▸ **Data entries**
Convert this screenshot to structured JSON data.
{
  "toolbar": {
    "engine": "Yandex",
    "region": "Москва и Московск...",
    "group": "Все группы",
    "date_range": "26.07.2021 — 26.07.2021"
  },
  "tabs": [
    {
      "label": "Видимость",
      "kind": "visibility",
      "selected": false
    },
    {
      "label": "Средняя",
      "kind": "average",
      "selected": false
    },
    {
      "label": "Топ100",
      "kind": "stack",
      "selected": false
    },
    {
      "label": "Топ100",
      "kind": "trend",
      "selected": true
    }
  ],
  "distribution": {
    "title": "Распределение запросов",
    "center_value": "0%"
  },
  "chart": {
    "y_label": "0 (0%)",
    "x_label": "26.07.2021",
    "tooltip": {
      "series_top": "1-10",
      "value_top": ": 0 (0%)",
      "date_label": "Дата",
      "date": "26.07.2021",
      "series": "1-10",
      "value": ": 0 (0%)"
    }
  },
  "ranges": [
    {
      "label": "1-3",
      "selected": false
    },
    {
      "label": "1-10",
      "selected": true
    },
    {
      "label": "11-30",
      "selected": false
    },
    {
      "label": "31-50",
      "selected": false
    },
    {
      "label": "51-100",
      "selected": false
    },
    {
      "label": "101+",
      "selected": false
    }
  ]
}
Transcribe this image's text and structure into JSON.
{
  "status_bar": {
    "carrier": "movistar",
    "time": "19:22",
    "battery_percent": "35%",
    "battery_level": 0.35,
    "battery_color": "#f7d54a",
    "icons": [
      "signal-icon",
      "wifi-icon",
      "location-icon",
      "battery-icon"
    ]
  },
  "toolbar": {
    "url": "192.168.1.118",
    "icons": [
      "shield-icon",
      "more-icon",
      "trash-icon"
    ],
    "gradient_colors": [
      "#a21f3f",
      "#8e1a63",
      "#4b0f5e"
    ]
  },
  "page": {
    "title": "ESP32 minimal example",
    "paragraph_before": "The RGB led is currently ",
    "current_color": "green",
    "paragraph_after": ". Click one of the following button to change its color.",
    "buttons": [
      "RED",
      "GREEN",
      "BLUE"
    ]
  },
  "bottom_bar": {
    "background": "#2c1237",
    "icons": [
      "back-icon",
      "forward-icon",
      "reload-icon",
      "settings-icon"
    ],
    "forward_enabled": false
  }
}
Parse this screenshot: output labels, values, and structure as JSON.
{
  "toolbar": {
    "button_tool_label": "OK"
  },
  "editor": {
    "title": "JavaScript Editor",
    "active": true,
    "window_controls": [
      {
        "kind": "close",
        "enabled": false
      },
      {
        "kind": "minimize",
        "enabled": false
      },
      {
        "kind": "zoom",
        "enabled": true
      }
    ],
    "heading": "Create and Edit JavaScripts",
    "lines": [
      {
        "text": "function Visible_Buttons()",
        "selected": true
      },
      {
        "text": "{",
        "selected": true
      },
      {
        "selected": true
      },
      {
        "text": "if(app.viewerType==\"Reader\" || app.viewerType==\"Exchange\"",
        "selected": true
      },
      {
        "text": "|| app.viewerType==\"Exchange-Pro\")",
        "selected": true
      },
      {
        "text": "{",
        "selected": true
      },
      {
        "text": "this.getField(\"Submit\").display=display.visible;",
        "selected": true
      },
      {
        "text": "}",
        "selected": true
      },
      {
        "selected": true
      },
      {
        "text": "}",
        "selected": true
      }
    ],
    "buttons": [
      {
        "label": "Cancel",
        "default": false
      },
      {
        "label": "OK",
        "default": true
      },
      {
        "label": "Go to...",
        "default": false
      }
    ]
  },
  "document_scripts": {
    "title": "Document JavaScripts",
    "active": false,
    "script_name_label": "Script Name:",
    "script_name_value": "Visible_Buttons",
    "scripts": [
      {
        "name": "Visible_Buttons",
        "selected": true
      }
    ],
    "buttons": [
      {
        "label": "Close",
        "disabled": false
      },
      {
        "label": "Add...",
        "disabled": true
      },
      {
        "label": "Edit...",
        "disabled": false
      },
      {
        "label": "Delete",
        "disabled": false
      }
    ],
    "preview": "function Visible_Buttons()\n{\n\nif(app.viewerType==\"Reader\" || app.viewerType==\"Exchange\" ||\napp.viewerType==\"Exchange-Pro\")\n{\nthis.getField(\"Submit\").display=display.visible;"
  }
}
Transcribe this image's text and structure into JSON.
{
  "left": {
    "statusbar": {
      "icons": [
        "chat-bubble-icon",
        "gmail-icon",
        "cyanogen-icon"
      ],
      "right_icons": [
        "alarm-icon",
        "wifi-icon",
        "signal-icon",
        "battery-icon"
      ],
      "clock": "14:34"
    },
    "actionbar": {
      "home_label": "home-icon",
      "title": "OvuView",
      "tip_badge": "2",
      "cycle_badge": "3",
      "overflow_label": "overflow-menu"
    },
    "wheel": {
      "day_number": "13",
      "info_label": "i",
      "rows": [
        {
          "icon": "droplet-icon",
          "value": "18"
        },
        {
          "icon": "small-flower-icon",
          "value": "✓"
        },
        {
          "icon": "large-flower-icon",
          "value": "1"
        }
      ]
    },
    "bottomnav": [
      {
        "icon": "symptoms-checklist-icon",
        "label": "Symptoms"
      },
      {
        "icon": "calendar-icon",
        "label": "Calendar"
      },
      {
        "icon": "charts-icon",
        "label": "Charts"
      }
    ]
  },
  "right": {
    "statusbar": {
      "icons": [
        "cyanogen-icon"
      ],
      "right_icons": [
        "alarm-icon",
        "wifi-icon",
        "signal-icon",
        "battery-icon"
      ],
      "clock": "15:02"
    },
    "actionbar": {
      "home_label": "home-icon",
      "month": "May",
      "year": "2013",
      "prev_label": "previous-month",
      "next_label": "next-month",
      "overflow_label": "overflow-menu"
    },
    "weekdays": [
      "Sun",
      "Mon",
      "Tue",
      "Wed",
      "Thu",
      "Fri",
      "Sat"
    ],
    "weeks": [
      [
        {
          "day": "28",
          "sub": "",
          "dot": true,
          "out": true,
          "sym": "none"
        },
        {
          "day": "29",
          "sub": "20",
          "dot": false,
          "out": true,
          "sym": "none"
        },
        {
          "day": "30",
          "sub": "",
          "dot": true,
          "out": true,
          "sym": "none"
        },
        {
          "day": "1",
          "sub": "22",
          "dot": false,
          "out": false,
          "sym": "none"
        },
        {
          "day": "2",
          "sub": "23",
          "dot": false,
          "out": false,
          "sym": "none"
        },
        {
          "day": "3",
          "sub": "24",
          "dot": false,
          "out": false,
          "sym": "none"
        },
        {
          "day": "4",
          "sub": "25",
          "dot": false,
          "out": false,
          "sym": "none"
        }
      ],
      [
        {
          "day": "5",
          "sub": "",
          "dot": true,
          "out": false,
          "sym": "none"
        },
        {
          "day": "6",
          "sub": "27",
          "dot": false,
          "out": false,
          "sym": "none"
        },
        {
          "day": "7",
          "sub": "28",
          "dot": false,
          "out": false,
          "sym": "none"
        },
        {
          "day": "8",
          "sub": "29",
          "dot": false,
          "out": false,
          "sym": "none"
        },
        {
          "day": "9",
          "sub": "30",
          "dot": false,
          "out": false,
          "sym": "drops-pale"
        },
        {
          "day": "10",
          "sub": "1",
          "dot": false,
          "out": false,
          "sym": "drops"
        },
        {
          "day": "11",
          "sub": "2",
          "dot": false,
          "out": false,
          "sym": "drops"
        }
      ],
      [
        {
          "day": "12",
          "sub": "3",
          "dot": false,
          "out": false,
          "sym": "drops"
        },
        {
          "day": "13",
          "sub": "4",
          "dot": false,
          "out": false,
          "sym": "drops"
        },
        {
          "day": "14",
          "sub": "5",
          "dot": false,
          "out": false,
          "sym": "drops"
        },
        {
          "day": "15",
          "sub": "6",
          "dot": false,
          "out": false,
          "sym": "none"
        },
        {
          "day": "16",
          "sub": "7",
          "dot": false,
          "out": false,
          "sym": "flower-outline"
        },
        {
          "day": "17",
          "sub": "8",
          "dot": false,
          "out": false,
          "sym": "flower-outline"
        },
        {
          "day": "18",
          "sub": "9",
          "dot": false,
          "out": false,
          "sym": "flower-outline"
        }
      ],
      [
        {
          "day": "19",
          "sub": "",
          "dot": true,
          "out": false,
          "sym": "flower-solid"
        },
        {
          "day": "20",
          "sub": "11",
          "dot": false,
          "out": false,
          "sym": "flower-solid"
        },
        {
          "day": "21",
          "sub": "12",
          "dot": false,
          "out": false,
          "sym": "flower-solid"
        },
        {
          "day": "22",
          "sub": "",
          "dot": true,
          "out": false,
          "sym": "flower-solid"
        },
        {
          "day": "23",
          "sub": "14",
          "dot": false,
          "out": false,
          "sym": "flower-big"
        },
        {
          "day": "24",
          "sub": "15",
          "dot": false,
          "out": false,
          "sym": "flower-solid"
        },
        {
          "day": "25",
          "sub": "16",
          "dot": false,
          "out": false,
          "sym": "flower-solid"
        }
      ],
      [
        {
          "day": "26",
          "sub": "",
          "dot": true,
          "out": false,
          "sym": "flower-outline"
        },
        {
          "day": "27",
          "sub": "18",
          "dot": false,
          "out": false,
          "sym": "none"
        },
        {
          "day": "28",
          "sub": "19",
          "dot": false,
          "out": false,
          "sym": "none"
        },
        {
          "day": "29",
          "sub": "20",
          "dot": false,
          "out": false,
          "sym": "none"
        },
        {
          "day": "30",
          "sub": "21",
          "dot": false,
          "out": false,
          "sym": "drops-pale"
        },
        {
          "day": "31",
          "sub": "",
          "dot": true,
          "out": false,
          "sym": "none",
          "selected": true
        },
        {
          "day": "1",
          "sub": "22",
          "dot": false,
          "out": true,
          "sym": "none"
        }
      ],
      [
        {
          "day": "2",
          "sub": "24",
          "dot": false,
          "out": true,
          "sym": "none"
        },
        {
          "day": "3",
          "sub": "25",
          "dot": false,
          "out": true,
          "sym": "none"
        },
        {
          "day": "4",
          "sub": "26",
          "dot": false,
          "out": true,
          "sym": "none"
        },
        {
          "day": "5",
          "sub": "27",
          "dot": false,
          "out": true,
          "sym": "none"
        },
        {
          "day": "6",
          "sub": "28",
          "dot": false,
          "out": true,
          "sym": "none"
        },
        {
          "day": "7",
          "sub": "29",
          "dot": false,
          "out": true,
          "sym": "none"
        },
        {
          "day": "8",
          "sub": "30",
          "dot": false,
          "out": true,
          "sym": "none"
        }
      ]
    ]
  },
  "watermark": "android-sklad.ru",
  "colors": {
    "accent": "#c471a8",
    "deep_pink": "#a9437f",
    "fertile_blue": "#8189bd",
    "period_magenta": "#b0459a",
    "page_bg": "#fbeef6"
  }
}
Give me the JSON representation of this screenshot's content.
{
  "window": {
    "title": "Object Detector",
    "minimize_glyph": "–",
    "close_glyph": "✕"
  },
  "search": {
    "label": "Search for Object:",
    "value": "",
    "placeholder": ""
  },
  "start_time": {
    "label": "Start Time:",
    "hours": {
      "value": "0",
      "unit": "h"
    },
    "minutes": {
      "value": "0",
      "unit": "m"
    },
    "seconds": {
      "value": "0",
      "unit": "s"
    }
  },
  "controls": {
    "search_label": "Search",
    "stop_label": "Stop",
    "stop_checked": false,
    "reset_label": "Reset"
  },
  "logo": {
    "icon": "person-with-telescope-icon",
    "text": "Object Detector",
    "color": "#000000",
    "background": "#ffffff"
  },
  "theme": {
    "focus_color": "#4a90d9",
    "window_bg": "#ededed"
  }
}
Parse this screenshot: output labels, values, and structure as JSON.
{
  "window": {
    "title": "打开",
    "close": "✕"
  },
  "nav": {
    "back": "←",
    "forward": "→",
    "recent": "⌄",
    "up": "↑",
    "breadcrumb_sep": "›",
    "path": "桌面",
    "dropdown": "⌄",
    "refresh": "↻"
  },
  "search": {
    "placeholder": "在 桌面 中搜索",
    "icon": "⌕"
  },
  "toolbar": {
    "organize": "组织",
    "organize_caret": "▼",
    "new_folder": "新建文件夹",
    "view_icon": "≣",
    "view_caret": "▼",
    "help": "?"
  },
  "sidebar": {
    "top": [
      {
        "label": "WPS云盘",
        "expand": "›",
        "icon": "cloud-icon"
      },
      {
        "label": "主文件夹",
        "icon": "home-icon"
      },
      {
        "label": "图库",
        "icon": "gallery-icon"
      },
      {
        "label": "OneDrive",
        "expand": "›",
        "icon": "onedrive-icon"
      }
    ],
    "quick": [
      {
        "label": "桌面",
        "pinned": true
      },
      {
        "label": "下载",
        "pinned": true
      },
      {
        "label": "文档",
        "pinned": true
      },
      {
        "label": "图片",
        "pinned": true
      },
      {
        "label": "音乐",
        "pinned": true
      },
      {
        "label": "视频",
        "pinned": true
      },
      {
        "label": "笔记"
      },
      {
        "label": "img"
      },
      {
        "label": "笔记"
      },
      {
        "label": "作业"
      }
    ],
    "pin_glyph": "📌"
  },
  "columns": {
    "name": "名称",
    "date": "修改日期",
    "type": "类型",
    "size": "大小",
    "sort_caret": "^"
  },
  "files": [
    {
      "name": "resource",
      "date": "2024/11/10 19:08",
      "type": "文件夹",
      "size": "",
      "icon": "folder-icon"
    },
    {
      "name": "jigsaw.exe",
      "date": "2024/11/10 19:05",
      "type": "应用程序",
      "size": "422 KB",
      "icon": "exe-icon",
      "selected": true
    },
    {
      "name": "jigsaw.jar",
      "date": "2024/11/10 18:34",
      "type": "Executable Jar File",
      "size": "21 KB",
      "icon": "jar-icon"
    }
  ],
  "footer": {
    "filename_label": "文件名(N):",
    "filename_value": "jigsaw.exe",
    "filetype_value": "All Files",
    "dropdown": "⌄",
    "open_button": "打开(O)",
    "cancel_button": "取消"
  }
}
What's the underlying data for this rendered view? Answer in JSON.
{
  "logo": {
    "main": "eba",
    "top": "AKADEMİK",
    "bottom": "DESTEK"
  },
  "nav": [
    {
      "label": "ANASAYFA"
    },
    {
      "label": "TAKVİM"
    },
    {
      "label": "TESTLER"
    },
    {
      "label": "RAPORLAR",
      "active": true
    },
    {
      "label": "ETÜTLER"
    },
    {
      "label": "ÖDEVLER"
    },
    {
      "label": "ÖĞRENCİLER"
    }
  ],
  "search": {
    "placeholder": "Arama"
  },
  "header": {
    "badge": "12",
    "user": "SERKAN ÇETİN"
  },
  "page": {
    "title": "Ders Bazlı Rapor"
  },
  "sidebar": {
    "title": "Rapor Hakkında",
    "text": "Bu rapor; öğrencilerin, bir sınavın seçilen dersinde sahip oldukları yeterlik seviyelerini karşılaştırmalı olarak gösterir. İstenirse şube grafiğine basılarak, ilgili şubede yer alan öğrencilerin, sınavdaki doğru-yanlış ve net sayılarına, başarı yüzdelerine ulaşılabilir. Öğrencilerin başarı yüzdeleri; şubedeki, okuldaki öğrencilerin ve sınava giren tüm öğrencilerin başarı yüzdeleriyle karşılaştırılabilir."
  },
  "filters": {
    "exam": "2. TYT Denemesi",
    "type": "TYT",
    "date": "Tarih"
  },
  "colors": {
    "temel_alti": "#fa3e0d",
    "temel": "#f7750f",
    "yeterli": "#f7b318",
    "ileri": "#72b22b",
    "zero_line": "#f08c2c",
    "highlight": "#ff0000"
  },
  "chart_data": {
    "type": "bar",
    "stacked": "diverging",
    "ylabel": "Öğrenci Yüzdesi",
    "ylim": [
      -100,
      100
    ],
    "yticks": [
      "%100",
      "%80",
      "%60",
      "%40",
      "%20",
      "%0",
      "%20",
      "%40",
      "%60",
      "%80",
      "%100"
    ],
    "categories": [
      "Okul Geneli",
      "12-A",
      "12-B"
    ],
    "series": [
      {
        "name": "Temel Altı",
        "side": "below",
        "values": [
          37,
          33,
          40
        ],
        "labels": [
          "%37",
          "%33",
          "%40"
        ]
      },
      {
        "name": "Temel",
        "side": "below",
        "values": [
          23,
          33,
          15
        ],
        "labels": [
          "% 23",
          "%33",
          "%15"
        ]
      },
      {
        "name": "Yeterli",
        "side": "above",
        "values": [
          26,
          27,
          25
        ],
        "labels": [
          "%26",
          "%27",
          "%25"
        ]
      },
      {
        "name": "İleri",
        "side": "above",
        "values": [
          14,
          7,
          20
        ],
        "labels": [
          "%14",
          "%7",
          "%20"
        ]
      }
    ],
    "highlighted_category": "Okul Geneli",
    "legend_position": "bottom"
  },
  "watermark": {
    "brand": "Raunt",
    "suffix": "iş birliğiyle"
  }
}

▸ **Goal**
Pick out every line of the listing containing the word "JSON", and show those lines.

▸ **In response**
Convert this screenshot to structured JSON data.
Transcribe this image's text and structure into JSON.
Parse this screenshot: output labels, values, and structure as JSON.
Transcribe this image's text and structure into JSON.
Give me the JSON representation of this screenshot's content.
Parse this screenshot: output labels, values, and structure as JSON.
What's the underlying data for this rendered view? Answer in JSON.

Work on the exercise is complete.